==== GIVEN INFORMATION

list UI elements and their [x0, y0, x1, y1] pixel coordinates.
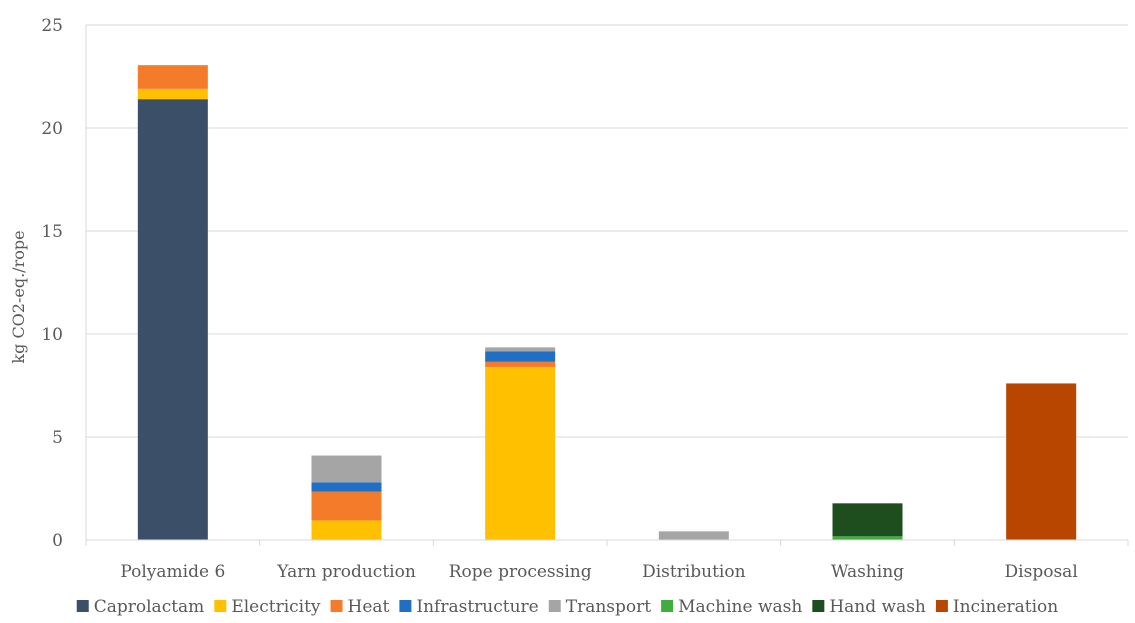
x-tick-label: Polyamide 6 — [120, 562, 225, 582]
gridlines — [86, 24, 1128, 438]
legend: Caprolactam Electricity Heat Infrastructure… — [76, 597, 1058, 617]
legend-label: Heat — [348, 597, 390, 617]
y-tick-label: 10 — [41, 325, 63, 345]
legend-item-electricity: Electricity — [214, 597, 321, 617]
x-tick-label: Washing — [831, 562, 904, 582]
legend-swatch — [76, 600, 89, 612]
legend-item-heat: Heat — [330, 597, 390, 617]
bar-segment-electricity — [485, 366, 556, 540]
y-tick-label: 0 — [52, 531, 63, 551]
legend-swatch — [330, 600, 343, 612]
legend-swatch — [812, 600, 825, 612]
y-tick-label: 5 — [52, 428, 63, 448]
bar-segment-caprolactam — [137, 99, 208, 540]
legend-item-machine-wash: Machine wash — [661, 597, 802, 617]
legend-label: Incineration — [953, 597, 1058, 617]
legend-item-infrastructure: Infrastructure — [399, 597, 539, 617]
bars — [137, 65, 1077, 540]
legend-label: Caprolactam — [94, 597, 205, 617]
bar-segment-electricity — [137, 88, 208, 100]
bar-segment-transport — [658, 531, 729, 540]
bar-segment-heat — [485, 361, 556, 367]
legend-label: Machine wash — [678, 597, 802, 617]
legend-label: Infrastructure — [416, 597, 538, 617]
bar-segment-heat — [311, 491, 382, 521]
y-tick-label: 15 — [41, 222, 63, 242]
legend-item-transport: Transport — [548, 597, 652, 617]
bar-segment-incineration — [1006, 383, 1077, 540]
bar-segment-infrastructure — [485, 351, 556, 362]
bar-segment-heat — [137, 65, 208, 89]
bar-segment-electricity — [311, 520, 382, 540]
legend-swatch — [548, 600, 561, 612]
legend-swatch — [935, 600, 948, 612]
x-tick-label: Distribution — [642, 562, 746, 582]
legend-item-caprolactam: Caprolactam — [76, 597, 205, 617]
bar-segment-hand-wash — [832, 503, 903, 537]
y-axis-title: kg CO2-eq./rope — [9, 230, 28, 363]
legend-item-hand-wash: Hand wash — [812, 597, 926, 617]
legend-label: Electricity — [231, 597, 321, 617]
x-tick-label: Rope processing — [449, 562, 592, 582]
x-tick-label: Yarn production — [276, 562, 416, 582]
legend-swatch — [399, 600, 412, 612]
bar-segment-machine-wash — [832, 536, 903, 540]
y-tick-label: 20 — [41, 119, 63, 139]
axes: 0 5 10 15 20 25 Polyamide 6 Yarn production Rope… — [41, 16, 1129, 582]
legend-label: Transport — [566, 597, 652, 617]
y-tick-label: 25 — [41, 16, 63, 36]
x-tick-label: Disposal — [1005, 562, 1078, 582]
legend-item-incineration: Incineration — [935, 597, 1058, 617]
bar-segment-transport — [311, 455, 382, 483]
legend-swatch — [214, 600, 227, 612]
legend-label: Hand wash — [829, 597, 926, 617]
legend-swatch — [661, 600, 674, 612]
bar-segment-transport — [485, 347, 556, 352]
bar-segment-infrastructure — [311, 482, 382, 492]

========

TASK TO CARRY OUT
Can you express the lines above, from the one containing "x-tick-label: Polyamide 6" through the one containing "legend-label: Incineration —", as a numbered list with any blank lines left out?

FULL ANSWER
1. x-tick-label: Polyamide 6 — [120, 562, 225, 582]
2. gridlines — [86, 24, 1128, 438]
3. legend: Caprolactam Electricity Heat Infrastructure… — [76, 597, 1058, 617]
4. legend-label: Heat — [348, 597, 390, 617]
5. y-tick-label: 10 — [41, 325, 63, 345]
6. legend-item-electricity: Electricity — [214, 597, 321, 617]
7. x-tick-label: Washing — [831, 562, 904, 582]
8. legend-swatch — [76, 600, 89, 612]
9. legend-item-heat: Heat — [330, 597, 390, 617]
10. bar-segment-electricity — [485, 366, 556, 540]
11. y-tick-label: 0 — [52, 531, 63, 551]
12. legend-swatch — [330, 600, 343, 612]
13. legend-swatch — [812, 600, 825, 612]
14. y-tick-label: 5 — [52, 428, 63, 448]
15. bar-segment-caprolactam — [137, 99, 208, 540]
16. legend-item-machine-wash: Machine wash — [661, 597, 802, 617]
17. legend-label: Incineration — [953, 597, 1058, 617]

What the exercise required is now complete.